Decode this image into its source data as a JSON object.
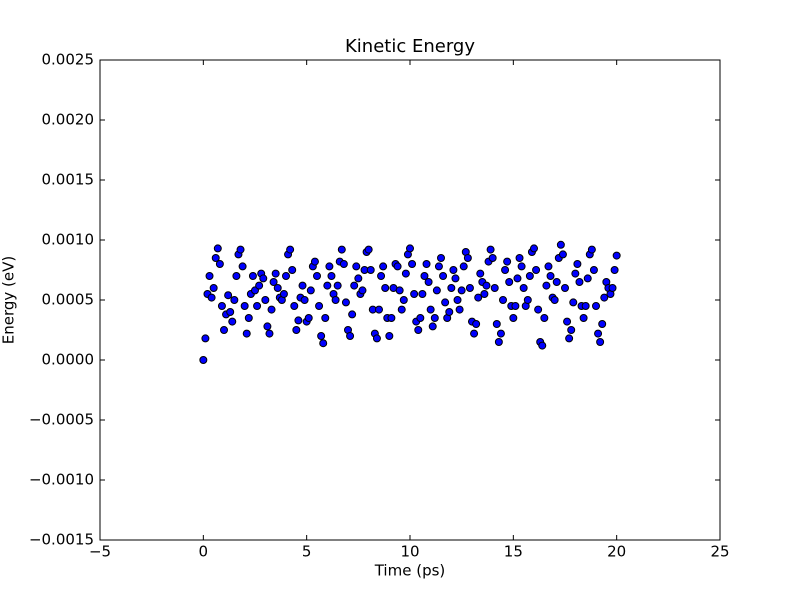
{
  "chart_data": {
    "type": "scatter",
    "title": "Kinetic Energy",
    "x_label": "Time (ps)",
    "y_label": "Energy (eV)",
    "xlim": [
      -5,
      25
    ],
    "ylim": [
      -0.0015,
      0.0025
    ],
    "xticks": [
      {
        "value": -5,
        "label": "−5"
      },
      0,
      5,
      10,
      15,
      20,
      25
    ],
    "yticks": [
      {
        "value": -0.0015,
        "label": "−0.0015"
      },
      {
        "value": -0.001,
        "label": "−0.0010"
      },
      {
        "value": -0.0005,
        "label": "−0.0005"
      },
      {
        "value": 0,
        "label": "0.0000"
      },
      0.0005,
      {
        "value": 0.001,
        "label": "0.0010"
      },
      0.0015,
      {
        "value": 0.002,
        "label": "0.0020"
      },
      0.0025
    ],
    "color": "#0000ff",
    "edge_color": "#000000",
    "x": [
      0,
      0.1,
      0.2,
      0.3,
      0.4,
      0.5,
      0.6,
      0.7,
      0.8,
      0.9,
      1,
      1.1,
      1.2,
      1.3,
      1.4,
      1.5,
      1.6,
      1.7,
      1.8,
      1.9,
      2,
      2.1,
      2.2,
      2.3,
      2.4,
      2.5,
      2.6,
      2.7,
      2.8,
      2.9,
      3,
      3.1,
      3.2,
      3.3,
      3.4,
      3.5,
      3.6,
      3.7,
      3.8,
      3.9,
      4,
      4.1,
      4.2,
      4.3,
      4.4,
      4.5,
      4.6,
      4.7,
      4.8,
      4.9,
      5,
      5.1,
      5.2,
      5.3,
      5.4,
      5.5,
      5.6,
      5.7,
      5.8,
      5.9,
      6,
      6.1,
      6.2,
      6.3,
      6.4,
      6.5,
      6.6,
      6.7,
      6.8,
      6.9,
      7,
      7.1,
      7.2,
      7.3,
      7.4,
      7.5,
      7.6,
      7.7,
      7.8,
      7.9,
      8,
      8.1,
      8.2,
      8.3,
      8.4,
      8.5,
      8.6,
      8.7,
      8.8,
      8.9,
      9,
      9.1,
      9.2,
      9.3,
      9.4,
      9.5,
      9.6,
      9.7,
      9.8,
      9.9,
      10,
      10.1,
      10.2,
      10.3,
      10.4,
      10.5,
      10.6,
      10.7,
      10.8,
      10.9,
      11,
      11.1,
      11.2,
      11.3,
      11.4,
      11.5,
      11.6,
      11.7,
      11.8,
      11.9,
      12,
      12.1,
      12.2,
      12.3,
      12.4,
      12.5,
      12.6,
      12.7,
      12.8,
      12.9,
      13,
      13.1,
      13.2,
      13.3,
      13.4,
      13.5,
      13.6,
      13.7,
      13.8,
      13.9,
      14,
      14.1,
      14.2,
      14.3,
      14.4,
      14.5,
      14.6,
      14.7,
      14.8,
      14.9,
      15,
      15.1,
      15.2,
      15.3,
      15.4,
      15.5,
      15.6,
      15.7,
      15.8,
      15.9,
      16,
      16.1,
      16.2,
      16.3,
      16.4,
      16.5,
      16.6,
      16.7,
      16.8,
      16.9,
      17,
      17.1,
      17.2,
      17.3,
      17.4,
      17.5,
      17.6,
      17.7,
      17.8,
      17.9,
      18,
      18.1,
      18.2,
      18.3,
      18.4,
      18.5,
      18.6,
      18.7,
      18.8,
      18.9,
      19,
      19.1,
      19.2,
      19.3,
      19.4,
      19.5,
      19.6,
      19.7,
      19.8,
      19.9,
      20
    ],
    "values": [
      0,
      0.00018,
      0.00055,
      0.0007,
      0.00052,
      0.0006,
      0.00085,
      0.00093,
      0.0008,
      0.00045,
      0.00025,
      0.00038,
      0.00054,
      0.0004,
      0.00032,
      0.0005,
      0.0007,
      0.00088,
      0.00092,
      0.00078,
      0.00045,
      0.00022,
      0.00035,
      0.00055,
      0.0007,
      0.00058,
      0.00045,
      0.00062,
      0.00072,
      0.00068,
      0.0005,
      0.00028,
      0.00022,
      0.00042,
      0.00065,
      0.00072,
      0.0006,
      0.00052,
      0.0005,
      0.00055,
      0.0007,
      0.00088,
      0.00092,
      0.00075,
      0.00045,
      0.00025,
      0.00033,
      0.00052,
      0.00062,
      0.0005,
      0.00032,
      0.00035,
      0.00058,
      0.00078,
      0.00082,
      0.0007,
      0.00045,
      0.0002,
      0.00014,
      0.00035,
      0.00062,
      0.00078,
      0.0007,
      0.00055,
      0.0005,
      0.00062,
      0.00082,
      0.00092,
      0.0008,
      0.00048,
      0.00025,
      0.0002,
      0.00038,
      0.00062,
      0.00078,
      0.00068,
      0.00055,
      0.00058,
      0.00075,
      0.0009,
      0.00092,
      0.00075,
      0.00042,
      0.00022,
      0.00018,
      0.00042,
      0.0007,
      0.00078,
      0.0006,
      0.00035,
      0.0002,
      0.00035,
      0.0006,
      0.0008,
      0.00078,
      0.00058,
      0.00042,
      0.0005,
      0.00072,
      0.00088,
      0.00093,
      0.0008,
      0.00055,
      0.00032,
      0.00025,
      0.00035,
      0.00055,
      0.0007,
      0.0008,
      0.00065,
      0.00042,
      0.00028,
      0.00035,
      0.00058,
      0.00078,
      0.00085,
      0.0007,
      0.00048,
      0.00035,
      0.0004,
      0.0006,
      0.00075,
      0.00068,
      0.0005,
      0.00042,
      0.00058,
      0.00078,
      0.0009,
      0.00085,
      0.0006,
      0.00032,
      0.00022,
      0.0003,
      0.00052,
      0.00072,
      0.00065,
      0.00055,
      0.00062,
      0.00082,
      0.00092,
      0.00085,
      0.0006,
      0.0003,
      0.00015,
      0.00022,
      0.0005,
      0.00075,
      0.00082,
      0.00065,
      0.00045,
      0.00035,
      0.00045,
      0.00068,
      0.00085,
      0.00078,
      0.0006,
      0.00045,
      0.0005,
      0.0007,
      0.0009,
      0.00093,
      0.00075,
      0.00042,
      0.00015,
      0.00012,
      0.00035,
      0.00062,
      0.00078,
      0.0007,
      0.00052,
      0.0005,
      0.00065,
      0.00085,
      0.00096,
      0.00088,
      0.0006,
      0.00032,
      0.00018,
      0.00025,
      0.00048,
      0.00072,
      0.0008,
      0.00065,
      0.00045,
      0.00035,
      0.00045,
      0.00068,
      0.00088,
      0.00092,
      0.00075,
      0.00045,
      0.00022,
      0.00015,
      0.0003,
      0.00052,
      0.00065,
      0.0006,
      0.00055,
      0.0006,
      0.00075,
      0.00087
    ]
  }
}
++++++++++++++++++++
Work required: All of the lines above should be printed exactly, minus the pictures.

Solved problem:
Decode this image into its source data as a JSON object.
{
  "chart_data": {
    "type": "scatter",
    "title": "Kinetic Energy",
    "x_label": "Time (ps)",
    "y_label": "Energy (eV)",
    "xlim": [
      -5,
      25
    ],
    "ylim": [
      -0.0015,
      0.0025
    ],
    "xticks": [
      {
        "value": -5,
        "label": "−5"
      },
      0,
      5,
      10,
      15,
      20,
      25
    ],
    "yticks": [
      {
        "value": -0.0015,
        "label": "−0.0015"
      },
      {
        "value": -0.001,
        "label": "−0.0010"
      },
      {
        "value": -0.0005,
        "label": "−0.0005"
      },
      {
        "value": 0,
        "label": "0.0000"
      },
      0.0005,
      {
        "value": 0.001,
        "label": "0.0010"
      },
      0.0015,
      {
        "value": 0.002,
        "label": "0.0020"
      },
      0.0025
    ],
    "color": "#0000ff",
    "edge_color": "#000000",
    "x": [
      0,
      0.1,
      0.2,
      0.3,
      0.4,
      0.5,
      0.6,
      0.7,
      0.8,
      0.9,
      1,
      1.1,
      1.2,
      1.3,
      1.4,
      1.5,
      1.6,
      1.7,
      1.8,
      1.9,
      2,
      2.1,
      2.2,
      2.3,
      2.4,
      2.5,
      2.6,
      2.7,
      2.8,
      2.9,
      3,
      3.1,
      3.2,
      3.3,
      3.4,
      3.5,
      3.6,
      3.7,
      3.8,
      3.9,
      4,
      4.1,
      4.2,
      4.3,
      4.4,
      4.5,
      4.6,
      4.7,
      4.8,
      4.9,
      5,
      5.1,
      5.2,
      5.3,
      5.4,
      5.5,
      5.6,
      5.7,
      5.8,
      5.9,
      6,
      6.1,
      6.2,
      6.3,
      6.4,
      6.5,
      6.6,
      6.7,
      6.8,
      6.9,
      7,
      7.1,
      7.2,
      7.3,
      7.4,
      7.5,
      7.6,
      7.7,
      7.8,
      7.9,
      8,
      8.1,
      8.2,
      8.3,
      8.4,
      8.5,
      8.6,
      8.7,
      8.8,
      8.9,
      9,
      9.1,
      9.2,
      9.3,
      9.4,
      9.5,
      9.6,
      9.7,
      9.8,
      9.9,
      10,
      10.1,
      10.2,
      10.3,
      10.4,
      10.5,
      10.6,
      10.7,
      10.8,
      10.9,
      11,
      11.1,
      11.2,
      11.3,
      11.4,
      11.5,
      11.6,
      11.7,
      11.8,
      11.9,
      12,
      12.1,
      12.2,
      12.3,
      12.4,
      12.5,
      12.6,
      12.7,
      12.8,
      12.9,
      13,
      13.1,
      13.2,
      13.3,
      13.4,
      13.5,
      13.6,
      13.7,
      13.8,
      13.9,
      14,
      14.1,
      14.2,
      14.3,
      14.4,
      14.5,
      14.6,
      14.7,
      14.8,
      14.9,
      15,
      15.1,
      15.2,
      15.3,
      15.4,
      15.5,
      15.6,
      15.7,
      15.8,
      15.9,
      16,
      16.1,
      16.2,
      16.3,
      16.4,
      16.5,
      16.6,
      16.7,
      16.8,
      16.9,
      17,
      17.1,
      17.2,
      17.3,
      17.4,
      17.5,
      17.6,
      17.7,
      17.8,
      17.9,
      18,
      18.1,
      18.2,
      18.3,
      18.4,
      18.5,
      18.6,
      18.7,
      18.8,
      18.9,
      19,
      19.1,
      19.2,
      19.3,
      19.4,
      19.5,
      19.6,
      19.7,
      19.8,
      19.9,
      20
    ],
    "values": [
      0,
      0.00018,
      0.00055,
      0.0007,
      0.00052,
      0.0006,
      0.00085,
      0.00093,
      0.0008,
      0.00045,
      0.00025,
      0.00038,
      0.00054,
      0.0004,
      0.00032,
      0.0005,
      0.0007,
      0.00088,
      0.00092,
      0.00078,
      0.00045,
      0.00022,
      0.00035,
      0.00055,
      0.0007,
      0.00058,
      0.00045,
      0.00062,
      0.00072,
      0.00068,
      0.0005,
      0.00028,
      0.00022,
      0.00042,
      0.00065,
      0.00072,
      0.0006,
      0.00052,
      0.0005,
      0.00055,
      0.0007,
      0.00088,
      0.00092,
      0.00075,
      0.00045,
      0.00025,
      0.00033,
      0.00052,
      0.00062,
      0.0005,
      0.00032,
      0.00035,
      0.00058,
      0.00078,
      0.00082,
      0.0007,
      0.00045,
      0.0002,
      0.00014,
      0.00035,
      0.00062,
      0.00078,
      0.0007,
      0.00055,
      0.0005,
      0.00062,
      0.00082,
      0.00092,
      0.0008,
      0.00048,
      0.00025,
      0.0002,
      0.00038,
      0.00062,
      0.00078,
      0.00068,
      0.00055,
      0.00058,
      0.00075,
      0.0009,
      0.00092,
      0.00075,
      0.00042,
      0.00022,
      0.00018,
      0.00042,
      0.0007,
      0.00078,
      0.0006,
      0.00035,
      0.0002,
      0.00035,
      0.0006,
      0.0008,
      0.00078,
      0.00058,
      0.00042,
      0.0005,
      0.00072,
      0.00088,
      0.00093,
      0.0008,
      0.00055,
      0.00032,
      0.00025,
      0.00035,
      0.00055,
      0.0007,
      0.0008,
      0.00065,
      0.00042,
      0.00028,
      0.00035,
      0.00058,
      0.00078,
      0.00085,
      0.0007,
      0.00048,
      0.00035,
      0.0004,
      0.0006,
      0.00075,
      0.00068,
      0.0005,
      0.00042,
      0.00058,
      0.00078,
      0.0009,
      0.00085,
      0.0006,
      0.00032,
      0.00022,
      0.0003,
      0.00052,
      0.00072,
      0.00065,
      0.00055,
      0.00062,
      0.00082,
      0.00092,
      0.00085,
      0.0006,
      0.0003,
      0.00015,
      0.00022,
      0.0005,
      0.00075,
      0.00082,
      0.00065,
      0.00045,
      0.00035,
      0.00045,
      0.00068,
      0.00085,
      0.00078,
      0.0006,
      0.00045,
      0.0005,
      0.0007,
      0.0009,
      0.00093,
      0.00075,
      0.00042,
      0.00015,
      0.00012,
      0.00035,
      0.00062,
      0.00078,
      0.0007,
      0.00052,
      0.0005,
      0.00065,
      0.00085,
      0.00096,
      0.00088,
      0.0006,
      0.00032,
      0.00018,
      0.00025,
      0.00048,
      0.00072,
      0.0008,
      0.00065,
      0.00045,
      0.00035,
      0.00045,
      0.00068,
      0.00088,
      0.00092,
      0.00075,
      0.00045,
      0.00022,
      0.00015,
      0.0003,
      0.00052,
      0.00065,
      0.0006,
      0.00055,
      0.0006,
      0.00075,
      0.00087
    ]
  }
}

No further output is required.